▸ Goal: Locate each line of the material that contains "根据下文", then return it.

(Saved entries)
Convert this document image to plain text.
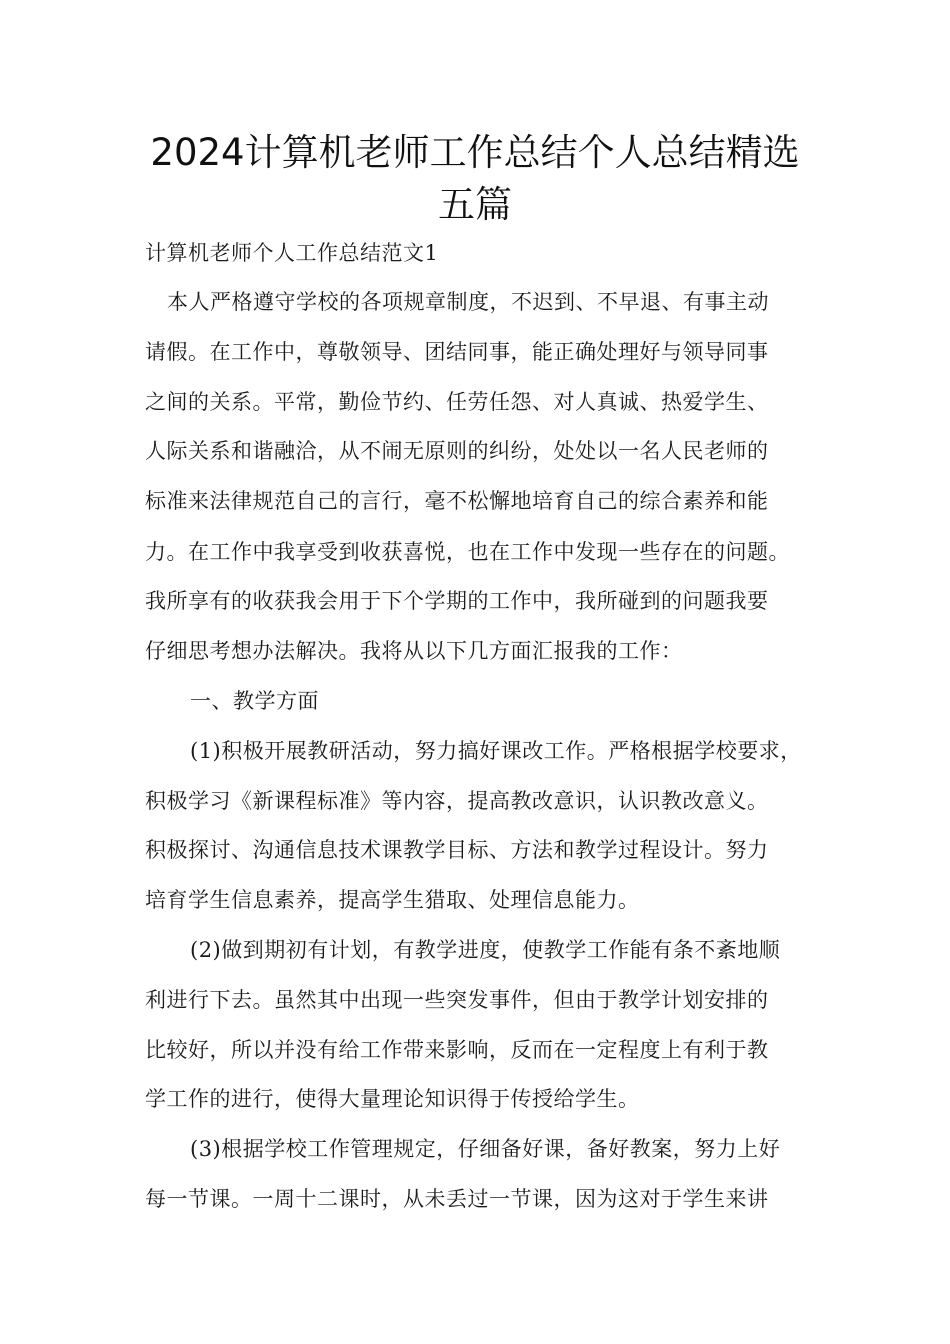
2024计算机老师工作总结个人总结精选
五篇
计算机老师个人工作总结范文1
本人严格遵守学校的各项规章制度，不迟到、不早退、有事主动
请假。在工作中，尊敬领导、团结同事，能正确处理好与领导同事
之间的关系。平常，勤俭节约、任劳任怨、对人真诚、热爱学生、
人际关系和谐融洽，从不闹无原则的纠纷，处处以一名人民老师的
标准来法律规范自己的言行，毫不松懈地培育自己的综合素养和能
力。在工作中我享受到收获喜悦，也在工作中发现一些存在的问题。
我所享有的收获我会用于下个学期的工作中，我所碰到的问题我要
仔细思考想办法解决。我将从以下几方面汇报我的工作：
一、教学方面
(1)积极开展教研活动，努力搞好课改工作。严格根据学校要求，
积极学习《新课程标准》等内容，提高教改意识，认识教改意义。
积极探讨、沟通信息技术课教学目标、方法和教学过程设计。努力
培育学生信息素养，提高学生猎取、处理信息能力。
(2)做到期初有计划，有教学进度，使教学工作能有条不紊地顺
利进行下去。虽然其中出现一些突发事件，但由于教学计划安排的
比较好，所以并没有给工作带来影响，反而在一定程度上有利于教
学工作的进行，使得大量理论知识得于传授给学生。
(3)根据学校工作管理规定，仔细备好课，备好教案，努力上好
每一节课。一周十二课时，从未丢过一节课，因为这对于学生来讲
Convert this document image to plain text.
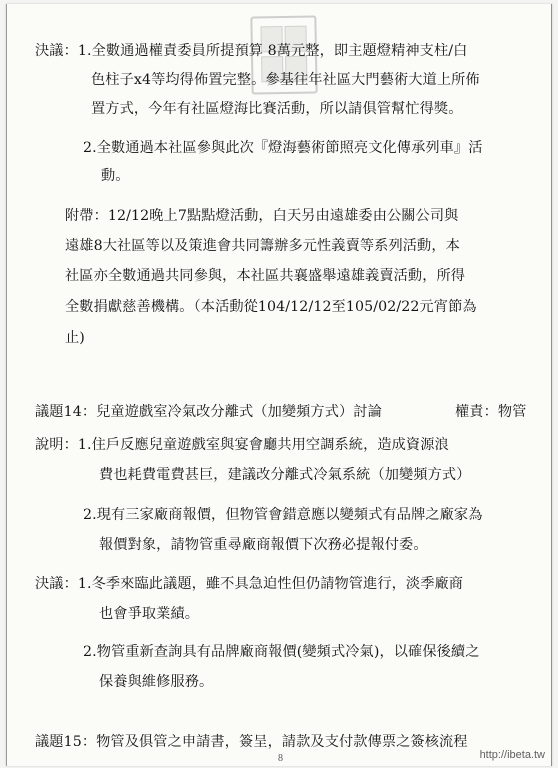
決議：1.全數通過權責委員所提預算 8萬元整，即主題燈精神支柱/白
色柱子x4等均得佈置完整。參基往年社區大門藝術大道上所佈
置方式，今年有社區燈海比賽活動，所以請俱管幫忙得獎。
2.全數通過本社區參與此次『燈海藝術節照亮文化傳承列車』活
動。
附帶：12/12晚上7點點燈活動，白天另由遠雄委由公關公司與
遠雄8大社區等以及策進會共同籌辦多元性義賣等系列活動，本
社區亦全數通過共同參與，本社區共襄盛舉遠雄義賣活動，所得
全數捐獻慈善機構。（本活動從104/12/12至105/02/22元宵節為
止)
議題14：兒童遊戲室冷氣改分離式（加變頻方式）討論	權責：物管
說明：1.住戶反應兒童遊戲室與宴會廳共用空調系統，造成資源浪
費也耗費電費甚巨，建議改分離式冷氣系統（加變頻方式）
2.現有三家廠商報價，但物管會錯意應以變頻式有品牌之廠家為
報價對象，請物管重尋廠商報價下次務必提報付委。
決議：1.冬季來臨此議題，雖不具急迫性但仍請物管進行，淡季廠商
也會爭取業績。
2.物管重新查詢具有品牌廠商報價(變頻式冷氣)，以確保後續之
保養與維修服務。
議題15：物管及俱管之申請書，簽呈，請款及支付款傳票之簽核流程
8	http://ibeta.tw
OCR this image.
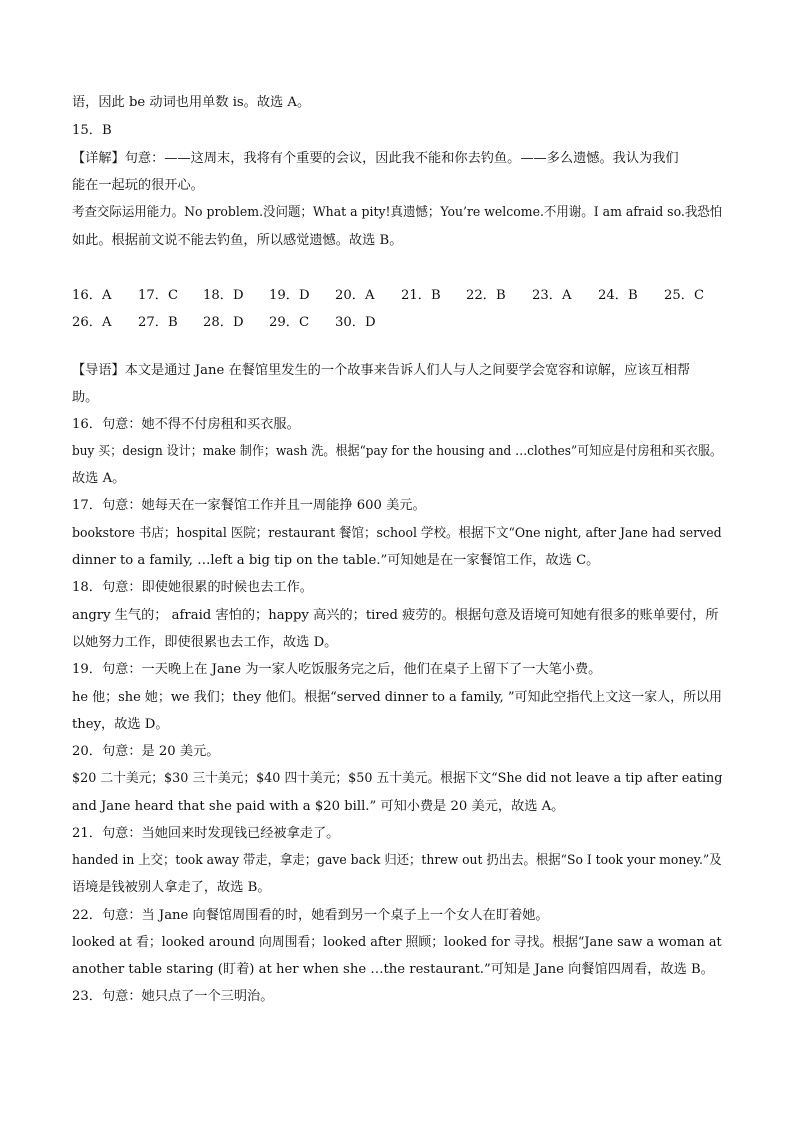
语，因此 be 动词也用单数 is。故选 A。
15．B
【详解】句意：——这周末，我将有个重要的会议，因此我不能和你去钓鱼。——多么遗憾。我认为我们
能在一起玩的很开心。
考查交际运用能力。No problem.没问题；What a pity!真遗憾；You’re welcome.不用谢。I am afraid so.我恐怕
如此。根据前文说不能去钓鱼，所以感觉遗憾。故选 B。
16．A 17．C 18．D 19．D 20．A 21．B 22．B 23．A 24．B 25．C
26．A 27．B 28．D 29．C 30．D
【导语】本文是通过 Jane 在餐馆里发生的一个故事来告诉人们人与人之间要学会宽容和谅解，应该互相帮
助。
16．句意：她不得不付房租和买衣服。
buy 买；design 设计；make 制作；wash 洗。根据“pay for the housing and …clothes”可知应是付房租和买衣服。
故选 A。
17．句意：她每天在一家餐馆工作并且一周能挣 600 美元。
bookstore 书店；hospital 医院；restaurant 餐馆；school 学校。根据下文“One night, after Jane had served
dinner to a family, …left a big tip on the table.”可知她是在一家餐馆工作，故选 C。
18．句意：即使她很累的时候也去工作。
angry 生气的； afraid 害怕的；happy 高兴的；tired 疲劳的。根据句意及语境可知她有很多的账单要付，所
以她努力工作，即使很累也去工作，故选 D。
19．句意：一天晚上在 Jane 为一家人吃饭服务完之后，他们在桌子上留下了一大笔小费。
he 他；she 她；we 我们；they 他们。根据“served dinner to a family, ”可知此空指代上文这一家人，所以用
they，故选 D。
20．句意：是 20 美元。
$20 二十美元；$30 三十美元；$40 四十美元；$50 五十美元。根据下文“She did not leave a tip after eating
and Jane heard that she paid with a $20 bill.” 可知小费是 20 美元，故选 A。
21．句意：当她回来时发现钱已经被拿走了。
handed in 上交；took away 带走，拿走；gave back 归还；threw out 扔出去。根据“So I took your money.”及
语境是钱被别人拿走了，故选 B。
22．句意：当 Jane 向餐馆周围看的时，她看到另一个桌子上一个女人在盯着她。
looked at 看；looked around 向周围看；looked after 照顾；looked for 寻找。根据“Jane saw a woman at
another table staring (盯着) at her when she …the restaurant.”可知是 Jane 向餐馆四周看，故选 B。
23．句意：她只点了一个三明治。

▸ Answer below:
bookstore 书店；hospital 医院；restaurant 餐馆；school 学校。根据下文“One night, after Jane had served
$20 二十美元；$30 三十美元；$40 四十美元；$50 五十美元。根据下文“She did not leave a tip after eating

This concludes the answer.